START
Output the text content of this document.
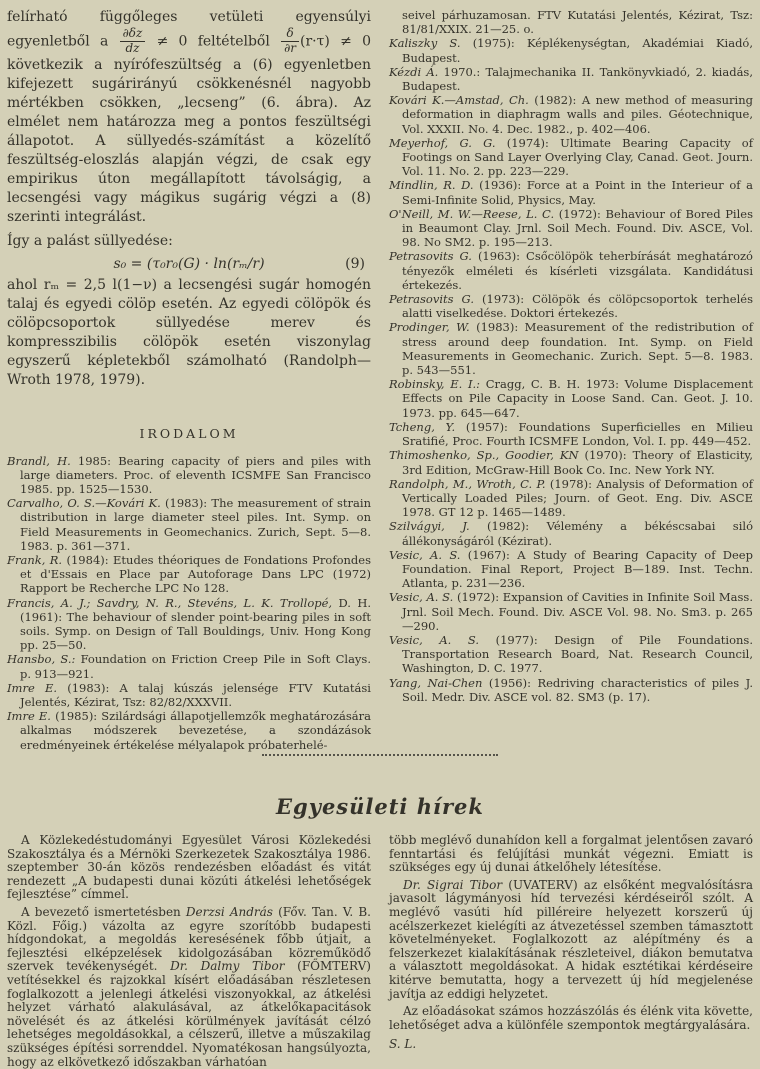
felírható függőleges vetületi egyensúlyi egyenletből a $\frac{\partial\delta z}{dz} \ne 0$ feltételből $\frac{\delta}{\partial r} (r\cdot\tau) \ne 0$ következik a nyírófeszültség a (6) egyenletben kifejezett sugárirányú csökkenésnél nagyobb mértékben csökken, „lecseng” (6. ábra). Az elmélet nem határozza meg a pontos feszültségi állapotot. A süllyedés-számítást a közelítő feszültség-eloszlás alapján végzi, de csak egy empirikus úton megállapított távolságig, a lecsengési vagy mágikus sugárig végzi a (8) szerinti integrálást.

Így a palást süllyedése:

s₀ = (τ₀r₀(G) · ln(rₘ/r)	(9)

ahol rₘ = 2,5 l(1−ν) a lecsengési sugár homogén talaj és egyedi cölöp esetén. Az egyedi cölöpök és cölöpcsoportok süllyedése merev és kompresszibilis cölöpök esetén viszonylag egyszerű képletekből számolható (Randolph—Wroth 1978, 1979).

IRODALOM

Brandl, H. 1985: Bearing capacity of piers and piles with large diameters. Proc. of eleventh ICSMFE San Francisco 1985. pp. 1525—1530.

Carvalho, O. S.—Kovári K. (1983): The measurement of strain distribution in large diameter steel piles. Int. Symp. on Field Measurements in Geomechanics. Zurich, Sept. 5—8. 1983. p. 361—371.

Frank, R. (1984): Etudes théoriques de Fondations Profondes et d'Essais en Place par Autoforage Dans LPC (1972) Rapport be Recherche LPC No 128.

Francis, A. J.; Savdry, N. R., Stevéns, L. K. Trollopé, D. H. (1961): The behaviour of slender point-bearing piles in soft soils. Symp. on Design of Tall Bouldings, Univ. Hong Kong pp. 25—50.

Hansbo, S.: Foundation on Friction Creep Pile in Soft Clays. p. 913—921.

Imre E. (1983): A talaj kúszás jelensége FTV Kutatási Jelentés, Kézirat, Tsz: 82/82/XXXVII.

Imre E. (1985): Szilárdsági állapotjellemzők meghatározására alkalmas módszerek bevezetése, a szondázások eredményeinek értékelése mélyalapok próbaterhelé-

seivel párhuzamosan. FTV Kutatási Jelentés, Kézirat, Tsz: 81/81/XXIX. 21—25. o.

Kaliszky S. (1975): Képlékenységtan, Akadémiai Kiadó, Budapest.

Kézdi Á. 1970.: Talajmechanika II. Tankönyvkiadó, 2. kiadás, Budapest.

Kovári K.—Amstad, Ch. (1982): A new method of measuring deformation in diaphragm walls and piles. Géotechnique, Vol. XXXII. No. 4. Dec. 1982., p. 402—406.

Meyerhof, G. G. (1974): Ultimate Bearing Capacity of Footings on Sand Layer Overlying Clay, Canad. Geot. Journ. Vol. 11. No. 2. pp. 223—229.

Mindlin, R. D. (1936): Force at a Point in the Interieur of a Semi-Infinite Solid, Physics, May.

O'Neill, M. W.—Reese, L. C. (1972): Behaviour of Bored Piles in Beaumont Clay. Jrnl. Soil Mech. Found. Div. ASCE, Vol. 98. No SM2. p. 195—213.

Petrasovits G. (1963): Csőcölöpök teherbírását meghatározó tényezők elméleti és kísérleti vizsgálata. Kandidátusi értekezés.

Petrasovits G. (1973): Cölöpök és cölöpcsoportok terhelés alatti viselkedése. Doktori értekezés.

Prodinger, W. (1983): Measurement of the redistribution of stress around deep foundation. Int. Symp. on Field Measurements in Geomechanic. Zurich. Sept. 5—8. 1983. p. 543—551.

Robinsky, E. I.: Cragg, C. B. H. 1973: Volume Displacement Effects on Pile Capacity in Loose Sand. Can. Geot. J. 10. 1973. pp. 645—647.

Tcheng, Y. (1957): Foundations Superficielles en Milieu Sratifié, Proc. Fourth ICSMFE London, Vol. I. pp. 449—452.

Thimoshenko, Sp., Goodier, KN (1970): Theory of Elasticity, 3rd Edition, McGraw-Hill Book Co. Inc. New York NY.

Randolph, M., Wroth, C. P. (1978): Analysis of Deformation of Vertically Loaded Piles; Journ. of Geot. Eng. Div. ASCE 1978. GT 12 p. 1465—1489.

Szilvágyi, J. (1982): Vélemény a békéscsabai siló állékonyságáról (Kézirat).

Vesic, A. S. (1967): A Study of Bearing Capacity of Deep Foundation. Final Report, Project B—189. Inst. Techn. Atlanta, p. 231—236.

Vesic, A. S. (1972): Expansion of Cavities in Infinite Soil Mass. Jrnl. Soil Mech. Found. Div. ASCE Vol. 98. No. Sm3. p. 265—290.

Vesic, A. S. (1977): Design of Pile Foundations. Transportation Research Board, Nat. Research Council, Washington, D. C. 1977.

Yang, Nai-Chen (1956): Redriving characteristics of piles J. Soil. Medr. Div. ASCE vol. 82. SM3 (p. 17).

Egyesületi hírek

A Közlekedéstudományi Egyesület Városi Közlekedési Szakosztálya és a Mérnöki Szerkezetek Szakosztálya 1986. szeptember 30-án közös rendezésben előadást és vitát rendezett „A budapesti dunai közúti átkelési lehetőségek fejlesztése” címmel.

A bevezető ismertetésben Derzsi András (Főv. Tan. V. B. Közl. Főig.) vázolta az egyre szorítóbb budapesti hídgondokat, a megoldás keresésének főbb útjait, a fejlesztési elképzelések kidolgozásában közreműködő szervek tevékenységét. Dr. Dalmy Tibor (FŐMTERV) vetítésekkel és rajzokkal kísért előadásában részletesen foglalkozott a jelenlegi átkelési viszonyokkal, az átkelési helyzet várható alakulásával, az átkelőkapacitások növelését és az átkelési körülmények javítását célzó lehetséges megoldásokkal, a célszerű, illetve a műszakilag szükséges építési sorrenddel. Nyomatékosan hangsúlyozta, hogy az elkövetkező időszakban várhatóan

több meglévő dunahídon kell a forgalmat jelentősen zavaró fenntartási és felújítási munkát végezni. Emiatt is szükséges egy új dunai átkelőhely létesítése.

Dr. Sigrai Tibor (UVATERV) az elsőként megvalósításra javasolt lágymányosi híd tervezési kérdéseiről szólt. A meglévő vasúti híd pilléreire helyezett korszerű új acélszerkezet kielégíti az átvezetéssel szemben támasztott követelményeket. Foglalkozott az alépítmény és a felszerkezet kialakításának részleteivel, diákon bemutatva a választott megoldásokat. A hidak esztétikai kérdéseire kitérve bemutatta, hogy a tervezett új híd megjelenése javítja az eddigi helyzetet.

Az előadásokat számos hozzászólás és élénk vita követte, lehetőséget adva a különféle szempontok megtárgyalására.

S. L.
END
## What is expected:
Exactly reproduce each record, leaving out any pictures.

## Response to the exercise:
Output the text content of this document.
felírható függőleges vetületi egyensúlyi egyenletből a $\frac{\partial\delta z}{dz} \ne 0$ feltételből $\frac{\delta}{\partial r} (r\cdot\tau) \ne 0$ következik a nyírófeszültség a (6) egyenletben kifejezett sugárirányú csökkenésnél nagyobb mértékben csökken, „lecseng” (6. ábra). Az elmélet nem határozza meg a pontos feszültségi állapotot. A süllyedés-számítást a közelítő feszültség-eloszlás alapján végzi, de csak egy empirikus úton megállapított távolságig, a lecsengési vagy mágikus sugárig végzi a (8) szerinti integrálást.

Így a palást süllyedése:

s₀ = (τ₀r₀(G) · ln(rₘ/r)	(9)

ahol rₘ = 2,5 l(1−ν) a lecsengési sugár homogén talaj és egyedi cölöp esetén. Az egyedi cölöpök és cölöpcsoportok süllyedése merev és kompresszibilis cölöpök esetén viszonylag egyszerű képletekből számolható (Randolph—Wroth 1978, 1979).

IRODALOM

Brandl, H. 1985: Bearing capacity of piers and piles with large diameters. Proc. of eleventh ICSMFE San Francisco 1985. pp. 1525—1530.

Carvalho, O. S.—Kovári K. (1983): The measurement of strain distribution in large diameter steel piles. Int. Symp. on Field Measurements in Geomechanics. Zurich, Sept. 5—8. 1983. p. 361—371.

Frank, R. (1984): Etudes théoriques de Fondations Profondes et d'Essais en Place par Autoforage Dans LPC (1972) Rapport be Recherche LPC No 128.

Francis, A. J.; Savdry, N. R., Stevéns, L. K. Trollopé, D. H. (1961): The behaviour of slender point-bearing piles in soft soils. Symp. on Design of Tall Bouldings, Univ. Hong Kong pp. 25—50.

Hansbo, S.: Foundation on Friction Creep Pile in Soft Clays. p. 913—921.

Imre E. (1983): A talaj kúszás jelensége FTV Kutatási Jelentés, Kézirat, Tsz: 82/82/XXXVII.

Imre E. (1985): Szilárdsági állapotjellemzők meghatározására alkalmas módszerek bevezetése, a szondázások eredményeinek értékelése mélyalapok próbaterhelé-

seivel párhuzamosan. FTV Kutatási Jelentés, Kézirat, Tsz: 81/81/XXIX. 21—25. o.

Kaliszky S. (1975): Képlékenységtan, Akadémiai Kiadó, Budapest.

Kézdi Á. 1970.: Talajmechanika II. Tankönyvkiadó, 2. kiadás, Budapest.

Kovári K.—Amstad, Ch. (1982): A new method of measuring deformation in diaphragm walls and piles. Géotechnique, Vol. XXXII. No. 4. Dec. 1982., p. 402—406.

Meyerhof, G. G. (1974): Ultimate Bearing Capacity of Footings on Sand Layer Overlying Clay, Canad. Geot. Journ. Vol. 11. No. 2. pp. 223—229.

Mindlin, R. D. (1936): Force at a Point in the Interieur of a Semi-Infinite Solid, Physics, May.

O'Neill, M. W.—Reese, L. C. (1972): Behaviour of Bored Piles in Beaumont Clay. Jrnl. Soil Mech. Found. Div. ASCE, Vol. 98. No SM2. p. 195—213.

Petrasovits G. (1963): Csőcölöpök teherbírását meghatározó tényezők elméleti és kísérleti vizsgálata. Kandidátusi értekezés.

Petrasovits G. (1973): Cölöpök és cölöpcsoportok terhelés alatti viselkedése. Doktori értekezés.

Prodinger, W. (1983): Measurement of the redistribution of stress around deep foundation. Int. Symp. on Field Measurements in Geomechanic. Zurich. Sept. 5—8. 1983. p. 543—551.

Robinsky, E. I.: Cragg, C. B. H. 1973: Volume Displacement Effects on Pile Capacity in Loose Sand. Can. Geot. J. 10. 1973. pp. 645—647.

Tcheng, Y. (1957): Foundations Superficielles en Milieu Sratifié, Proc. Fourth ICSMFE London, Vol. I. pp. 449—452.

Thimoshenko, Sp., Goodier, KN (1970): Theory of Elasticity, 3rd Edition, McGraw-Hill Book Co. Inc. New York NY.

Randolph, M., Wroth, C. P. (1978): Analysis of Deformation of Vertically Loaded Piles; Journ. of Geot. Eng. Div. ASCE 1978. GT 12 p. 1465—1489.

Szilvágyi, J. (1982): Vélemény a békéscsabai siló állékonyságáról (Kézirat).

Vesic, A. S. (1967): A Study of Bearing Capacity of Deep Foundation. Final Report, Project B—189. Inst. Techn. Atlanta, p. 231—236.

Vesic, A. S. (1972): Expansion of Cavities in Infinite Soil Mass. Jrnl. Soil Mech. Found. Div. ASCE Vol. 98. No. Sm3. p. 265—290.

Vesic, A. S. (1977): Design of Pile Foundations. Transportation Research Board, Nat. Research Council, Washington, D. C. 1977.

Yang, Nai-Chen (1956): Redriving characteristics of piles J. Soil. Medr. Div. ASCE vol. 82. SM3 (p. 17).

Egyesületi hírek

A Közlekedéstudományi Egyesület Városi Közlekedési Szakosztálya és a Mérnöki Szerkezetek Szakosztálya 1986. szeptember 30-án közös rendezésben előadást és vitát rendezett „A budapesti dunai közúti átkelési lehetőségek fejlesztése” címmel.

A bevezető ismertetésben Derzsi András (Főv. Tan. V. B. Közl. Főig.) vázolta az egyre szorítóbb budapesti hídgondokat, a megoldás keresésének főbb útjait, a fejlesztési elképzelések kidolgozásában közreműködő szervek tevékenységét. Dr. Dalmy Tibor (FŐMTERV) vetítésekkel és rajzokkal kísért előadásában részletesen foglalkozott a jelenlegi átkelési viszonyokkal, az átkelési helyzet várható alakulásával, az átkelőkapacitások növelését és az átkelési körülmények javítását célzó lehetséges megoldásokkal, a célszerű, illetve a műszakilag szükséges építési sorrenddel. Nyomatékosan hangsúlyozta, hogy az elkövetkező időszakban várhatóan

több meglévő dunahídon kell a forgalmat jelentősen zavaró fenntartási és felújítási munkát végezni. Emiatt is szükséges egy új dunai átkelőhely létesítése.

Dr. Sigrai Tibor (UVATERV) az elsőként megvalósításra javasolt lágymányosi híd tervezési kérdéseiről szólt. A meglévő vasúti híd pilléreire helyezett korszerű új acélszerkezet kielégíti az átvezetéssel szemben támasztott követelményeket. Foglalkozott az alépítmény és a felszerkezet kialakításának részleteivel, diákon bemutatva a választott megoldásokat. A hidak esztétikai kérdéseire kitérve bemutatta, hogy a tervezett új híd megjelenése javítja az eddigi helyzetet.

Az előadásokat számos hozzászólás és élénk vita követte, lehetőséget adva a különféle szempontok megtárgyalására.

S. L.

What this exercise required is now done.